══ EXERCISE INPUTS ══

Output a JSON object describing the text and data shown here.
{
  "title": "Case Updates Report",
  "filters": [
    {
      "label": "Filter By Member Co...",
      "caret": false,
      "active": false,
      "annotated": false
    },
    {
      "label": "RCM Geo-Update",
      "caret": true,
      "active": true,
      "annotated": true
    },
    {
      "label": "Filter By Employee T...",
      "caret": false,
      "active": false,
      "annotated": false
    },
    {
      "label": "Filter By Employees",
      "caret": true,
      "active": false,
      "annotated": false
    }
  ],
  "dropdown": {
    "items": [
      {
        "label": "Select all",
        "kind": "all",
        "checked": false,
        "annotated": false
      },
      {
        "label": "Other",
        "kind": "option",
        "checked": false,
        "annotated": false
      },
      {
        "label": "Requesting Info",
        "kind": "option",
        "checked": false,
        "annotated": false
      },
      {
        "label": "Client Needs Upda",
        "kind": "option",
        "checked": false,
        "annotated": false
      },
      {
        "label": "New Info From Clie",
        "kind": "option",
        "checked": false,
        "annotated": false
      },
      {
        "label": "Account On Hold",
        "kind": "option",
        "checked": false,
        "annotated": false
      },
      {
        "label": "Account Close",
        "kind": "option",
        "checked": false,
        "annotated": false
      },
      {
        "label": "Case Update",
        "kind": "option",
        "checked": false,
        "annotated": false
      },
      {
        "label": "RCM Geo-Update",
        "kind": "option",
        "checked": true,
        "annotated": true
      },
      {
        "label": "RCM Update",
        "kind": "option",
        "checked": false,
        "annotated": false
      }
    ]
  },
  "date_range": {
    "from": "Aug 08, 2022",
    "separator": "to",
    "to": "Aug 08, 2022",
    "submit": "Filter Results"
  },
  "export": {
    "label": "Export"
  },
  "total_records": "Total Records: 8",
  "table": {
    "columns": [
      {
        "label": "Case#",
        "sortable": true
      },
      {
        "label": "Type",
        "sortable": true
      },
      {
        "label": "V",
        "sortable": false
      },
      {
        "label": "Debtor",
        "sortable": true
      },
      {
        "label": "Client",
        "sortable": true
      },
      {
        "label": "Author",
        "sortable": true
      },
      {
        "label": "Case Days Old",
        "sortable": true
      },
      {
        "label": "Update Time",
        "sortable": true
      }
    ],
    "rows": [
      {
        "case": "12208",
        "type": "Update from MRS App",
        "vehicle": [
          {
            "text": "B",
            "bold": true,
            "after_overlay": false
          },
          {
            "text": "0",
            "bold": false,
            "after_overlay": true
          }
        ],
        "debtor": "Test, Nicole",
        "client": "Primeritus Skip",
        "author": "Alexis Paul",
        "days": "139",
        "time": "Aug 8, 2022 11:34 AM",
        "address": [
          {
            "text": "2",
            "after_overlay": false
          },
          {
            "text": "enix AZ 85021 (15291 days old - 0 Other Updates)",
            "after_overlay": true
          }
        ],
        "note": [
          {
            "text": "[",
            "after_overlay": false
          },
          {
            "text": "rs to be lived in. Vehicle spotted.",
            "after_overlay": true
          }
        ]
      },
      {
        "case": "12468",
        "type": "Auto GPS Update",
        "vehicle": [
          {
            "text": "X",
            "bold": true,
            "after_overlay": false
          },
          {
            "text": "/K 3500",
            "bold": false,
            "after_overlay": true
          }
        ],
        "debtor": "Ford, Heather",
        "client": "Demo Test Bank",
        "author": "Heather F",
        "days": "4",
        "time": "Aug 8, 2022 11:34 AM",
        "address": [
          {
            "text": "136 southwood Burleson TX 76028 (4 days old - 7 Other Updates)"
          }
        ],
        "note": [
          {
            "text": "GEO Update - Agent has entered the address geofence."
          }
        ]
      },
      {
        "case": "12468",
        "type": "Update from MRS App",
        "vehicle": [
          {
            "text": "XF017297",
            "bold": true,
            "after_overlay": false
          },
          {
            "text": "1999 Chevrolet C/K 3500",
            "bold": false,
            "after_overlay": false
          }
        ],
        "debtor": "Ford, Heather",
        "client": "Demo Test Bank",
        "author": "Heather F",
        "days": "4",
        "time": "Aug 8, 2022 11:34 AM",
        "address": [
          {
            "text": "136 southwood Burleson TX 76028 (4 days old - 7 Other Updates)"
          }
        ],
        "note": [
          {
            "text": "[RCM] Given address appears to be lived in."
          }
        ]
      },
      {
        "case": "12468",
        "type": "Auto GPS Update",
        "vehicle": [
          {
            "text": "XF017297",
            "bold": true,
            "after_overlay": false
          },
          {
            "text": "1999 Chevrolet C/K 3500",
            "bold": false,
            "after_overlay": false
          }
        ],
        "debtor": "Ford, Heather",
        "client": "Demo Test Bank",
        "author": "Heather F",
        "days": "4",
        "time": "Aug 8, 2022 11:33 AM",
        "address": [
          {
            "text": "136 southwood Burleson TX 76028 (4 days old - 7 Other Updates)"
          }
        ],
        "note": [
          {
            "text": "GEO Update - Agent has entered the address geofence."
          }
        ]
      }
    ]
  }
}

═══

Your task is to repeat the data exactly; please include every line.

Output a JSON object describing the text and data shown here.
{
  "title": "Case Updates Report",
  "filters": [
    {
      "label": "Filter By Member Co...",
      "caret": false,
      "active": false,
      "annotated": false
    },
    {
      "label": "RCM Geo-Update",
      "caret": true,
      "active": true,
      "annotated": true
    },
    {
      "label": "Filter By Employee T...",
      "caret": false,
      "active": false,
      "annotated": false
    },
    {
      "label": "Filter By Employees",
      "caret": true,
      "active": false,
      "annotated": false
    }
  ],
  "dropdown": {
    "items": [
      {
        "label": "Select all",
        "kind": "all",
        "checked": false,
        "annotated": false
      },
      {
        "label": "Other",
        "kind": "option",
        "checked": false,
        "annotated": false
      },
      {
        "label": "Requesting Info",
        "kind": "option",
        "checked": false,
        "annotated": false
      },
      {
        "label": "Client Needs Upda",
        "kind": "option",
        "checked": false,
        "annotated": false
      },
      {
        "label": "New Info From Clie",
        "kind": "option",
        "checked": false,
        "annotated": false
      },
      {
        "label": "Account On Hold",
        "kind": "option",
        "checked": false,
        "annotated": false
      },
      {
        "label": "Account Close",
        "kind": "option",
        "checked": false,
        "annotated": false
      },
      {
        "label": "Case Update",
        "kind": "option",
        "checked": false,
        "annotated": false
      },
      {
        "label": "RCM Geo-Update",
        "kind": "option",
        "checked": true,
        "annotated": true
      },
      {
        "label": "RCM Update",
        "kind": "option",
        "checked": false,
        "annotated": false
      }
    ]
  },
  "date_range": {
    "from": "Aug 08, 2022",
    "separator": "to",
    "to": "Aug 08, 2022",
    "submit": "Filter Results"
  },
  "export": {
    "label": "Export"
  },
  "total_records": "Total Records: 8",
  "table": {
    "columns": [
      {
        "label": "Case#",
        "sortable": true
      },
      {
        "label": "Type",
        "sortable": true
      },
      {
        "label": "V",
        "sortable": false
      },
      {
        "label": "Debtor",
        "sortable": true
      },
      {
        "label": "Client",
        "sortable": true
      },
      {
        "label": "Author",
        "sortable": true
      },
      {
        "label": "Case Days Old",
        "sortable": true
      },
      {
        "label": "Update Time",
        "sortable": true
      }
    ],
    "rows": [
      {
        "case": "12208",
        "type": "Update from MRS App",
        "vehicle": [
          {
            "text": "B",
            "bold": true,
            "after_overlay": false
          },
          {
            "text": "0",
            "bold": false,
            "after_overlay": true
          }
        ],
        "debtor": "Test, Nicole",
        "client": "Primeritus Skip",
        "author": "Alexis Paul",
        "days": "139",
        "time": "Aug 8, 2022 11:34 AM",
        "address": [
          {
            "text": "2",
            "after_overlay": false
          },
          {
            "text": "enix AZ 85021 (15291 days old - 0 Other Updates)",
            "after_overlay": true
          }
        ],
        "note": [
          {
            "text": "[",
            "after_overlay": false
          },
          {
            "text": "rs to be lived in. Vehicle spotted.",
            "after_overlay": true
          }
        ]
      },
      {
        "case": "12468",
        "type": "Auto GPS Update",
        "vehicle": [
          {
            "text": "X",
            "bold": true,
            "after_overlay": false
          },
          {
            "text": "/K 3500",
            "bold": false,
            "after_overlay": true
          }
        ],
        "debtor": "Ford, Heather",
        "client": "Demo Test Bank",
        "author": "Heather F",
        "days": "4",
        "time": "Aug 8, 2022 11:34 AM",
        "address": [
          {
            "text": "136 southwood Burleson TX 76028 (4 days old - 7 Other Updates)"
          }
        ],
        "note": [
          {
            "text": "GEO Update - Agent has entered the address geofence."
          }
        ]
      },
      {
        "case": "12468",
        "type": "Update from MRS App",
        "vehicle": [
          {
            "text": "XF017297",
            "bold": true,
            "after_overlay": false
          },
          {
            "text": "1999 Chevrolet C/K 3500",
            "bold": false,
            "after_overlay": false
          }
        ],
        "debtor": "Ford, Heather",
        "client": "Demo Test Bank",
        "author": "Heather F",
        "days": "4",
        "time": "Aug 8, 2022 11:34 AM",
        "address": [
          {
            "text": "136 southwood Burleson TX 76028 (4 days old - 7 Other Updates)"
          }
        ],
        "note": [
          {
            "text": "[RCM] Given address appears to be lived in."
          }
        ]
      },
      {
        "case": "12468",
        "type": "Auto GPS Update",
        "vehicle": [
          {
            "text": "XF017297",
            "bold": true,
            "after_overlay": false
          },
          {
            "text": "1999 Chevrolet C/K 3500",
            "bold": false,
            "after_overlay": false
          }
        ],
        "debtor": "Ford, Heather",
        "client": "Demo Test Bank",
        "author": "Heather F",
        "days": "4",
        "time": "Aug 8, 2022 11:33 AM",
        "address": [
          {
            "text": "136 southwood Burleson TX 76028 (4 days old - 7 Other Updates)"
          }
        ],
        "note": [
          {
            "text": "GEO Update - Agent has entered the address geofence."
          }
        ]
      }
    ]
  }
}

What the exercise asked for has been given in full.